[Aim] Using the data below, gather each line that includes the word "color".

[Provided material]
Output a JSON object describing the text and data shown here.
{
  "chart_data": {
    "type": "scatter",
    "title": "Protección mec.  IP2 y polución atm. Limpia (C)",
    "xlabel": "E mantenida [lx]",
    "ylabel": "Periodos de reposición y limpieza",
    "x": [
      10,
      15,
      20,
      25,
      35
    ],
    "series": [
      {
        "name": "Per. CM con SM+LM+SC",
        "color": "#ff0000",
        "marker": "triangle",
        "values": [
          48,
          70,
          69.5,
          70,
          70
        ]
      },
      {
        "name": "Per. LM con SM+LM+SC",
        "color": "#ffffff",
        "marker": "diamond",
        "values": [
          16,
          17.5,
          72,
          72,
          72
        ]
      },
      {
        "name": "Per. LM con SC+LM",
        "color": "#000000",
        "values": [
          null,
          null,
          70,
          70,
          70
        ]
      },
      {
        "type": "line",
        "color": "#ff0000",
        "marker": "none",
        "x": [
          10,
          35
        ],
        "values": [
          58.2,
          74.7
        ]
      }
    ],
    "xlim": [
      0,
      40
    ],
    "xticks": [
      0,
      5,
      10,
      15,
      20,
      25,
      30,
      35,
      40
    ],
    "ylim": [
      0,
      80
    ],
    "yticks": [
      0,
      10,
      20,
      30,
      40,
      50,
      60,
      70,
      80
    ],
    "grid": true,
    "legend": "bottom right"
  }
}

[Solution below]
        "color": "#ff0000",
        "color": "#ffffff",
        "color": "#000000",
        "color": "#ff0000",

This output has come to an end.